GIVEN PROBLEM:
Can you copy out the data exactly? Leave the images out.

DATASET RECORDS:
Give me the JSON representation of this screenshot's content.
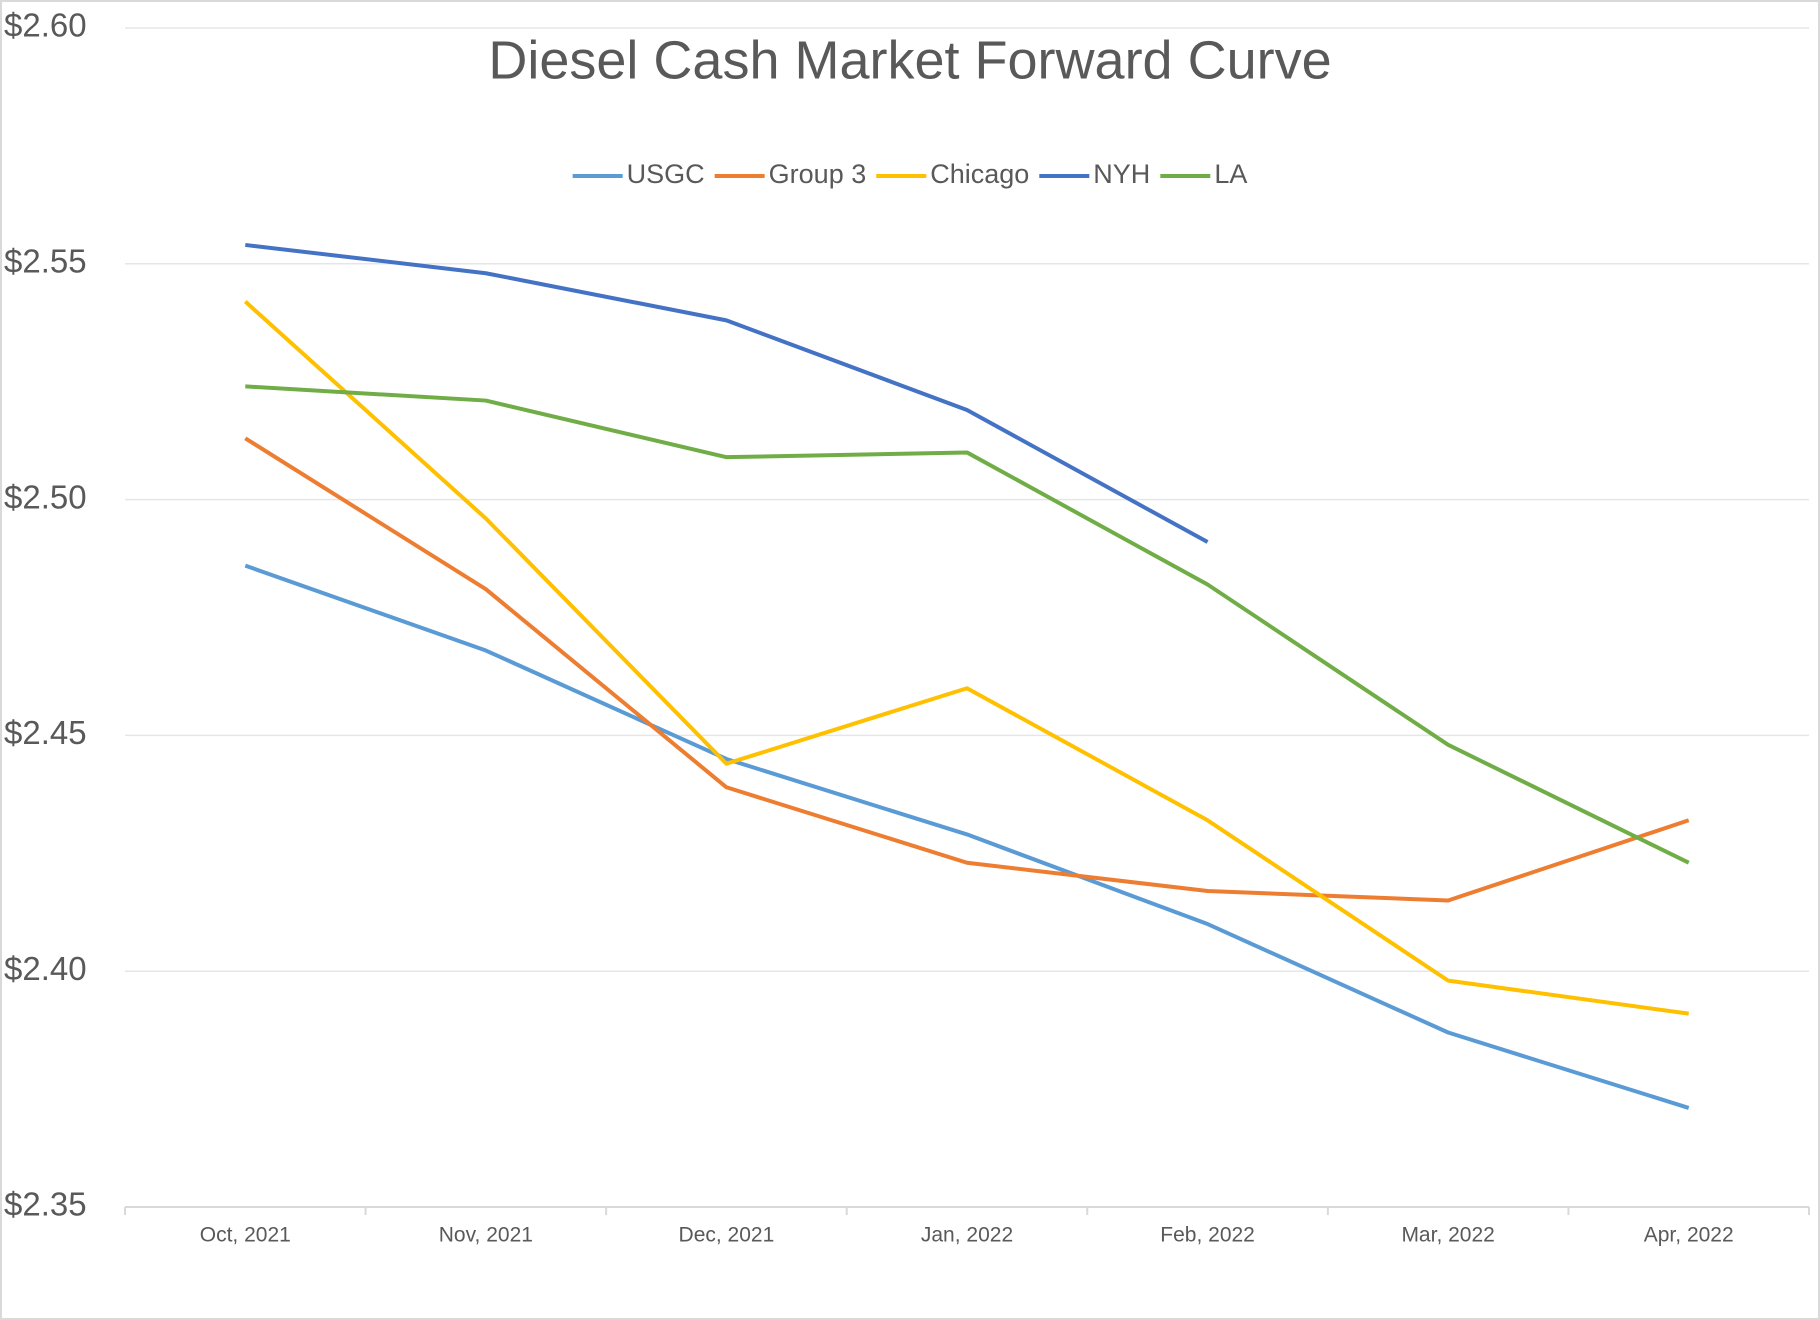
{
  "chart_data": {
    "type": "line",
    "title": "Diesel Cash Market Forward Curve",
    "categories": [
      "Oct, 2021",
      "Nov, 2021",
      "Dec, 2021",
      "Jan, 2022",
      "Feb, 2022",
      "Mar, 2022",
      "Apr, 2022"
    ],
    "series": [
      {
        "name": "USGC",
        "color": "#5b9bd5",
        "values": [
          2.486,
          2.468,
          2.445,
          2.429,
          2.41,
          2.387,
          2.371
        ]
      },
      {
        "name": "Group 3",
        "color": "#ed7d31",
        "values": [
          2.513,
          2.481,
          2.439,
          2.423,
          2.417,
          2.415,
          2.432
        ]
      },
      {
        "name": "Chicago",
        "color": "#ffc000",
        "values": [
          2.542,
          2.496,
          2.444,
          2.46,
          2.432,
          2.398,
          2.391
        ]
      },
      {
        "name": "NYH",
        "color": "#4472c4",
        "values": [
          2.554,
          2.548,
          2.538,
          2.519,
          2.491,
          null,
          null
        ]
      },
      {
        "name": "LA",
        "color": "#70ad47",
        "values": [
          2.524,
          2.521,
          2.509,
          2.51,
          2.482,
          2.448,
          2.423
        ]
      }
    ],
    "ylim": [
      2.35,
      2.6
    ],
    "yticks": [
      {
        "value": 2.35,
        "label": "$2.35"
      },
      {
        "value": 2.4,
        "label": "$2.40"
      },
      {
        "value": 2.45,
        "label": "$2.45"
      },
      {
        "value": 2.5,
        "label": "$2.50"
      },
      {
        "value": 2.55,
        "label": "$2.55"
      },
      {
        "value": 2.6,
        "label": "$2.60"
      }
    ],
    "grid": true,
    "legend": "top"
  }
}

EXERCISE OUTPUT:
Give me the JSON representation of this screenshot's content.
{
  "chart_data": {
    "type": "line",
    "title": "Diesel Cash Market Forward Curve",
    "categories": [
      "Oct, 2021",
      "Nov, 2021",
      "Dec, 2021",
      "Jan, 2022",
      "Feb, 2022",
      "Mar, 2022",
      "Apr, 2022"
    ],
    "series": [
      {
        "name": "USGC",
        "color": "#5b9bd5",
        "values": [
          2.486,
          2.468,
          2.445,
          2.429,
          2.41,
          2.387,
          2.371
        ]
      },
      {
        "name": "Group 3",
        "color": "#ed7d31",
        "values": [
          2.513,
          2.481,
          2.439,
          2.423,
          2.417,
          2.415,
          2.432
        ]
      },
      {
        "name": "Chicago",
        "color": "#ffc000",
        "values": [
          2.542,
          2.496,
          2.444,
          2.46,
          2.432,
          2.398,
          2.391
        ]
      },
      {
        "name": "NYH",
        "color": "#4472c4",
        "values": [
          2.554,
          2.548,
          2.538,
          2.519,
          2.491,
          null,
          null
        ]
      },
      {
        "name": "LA",
        "color": "#70ad47",
        "values": [
          2.524,
          2.521,
          2.509,
          2.51,
          2.482,
          2.448,
          2.423
        ]
      }
    ],
    "ylim": [
      2.35,
      2.6
    ],
    "yticks": [
      {
        "value": 2.35,
        "label": "$2.35"
      },
      {
        "value": 2.4,
        "label": "$2.40"
      },
      {
        "value": 2.45,
        "label": "$2.45"
      },
      {
        "value": 2.5,
        "label": "$2.50"
      },
      {
        "value": 2.55,
        "label": "$2.55"
      },
      {
        "value": 2.6,
        "label": "$2.60"
      }
    ],
    "grid": true,
    "legend": "top"
  }
}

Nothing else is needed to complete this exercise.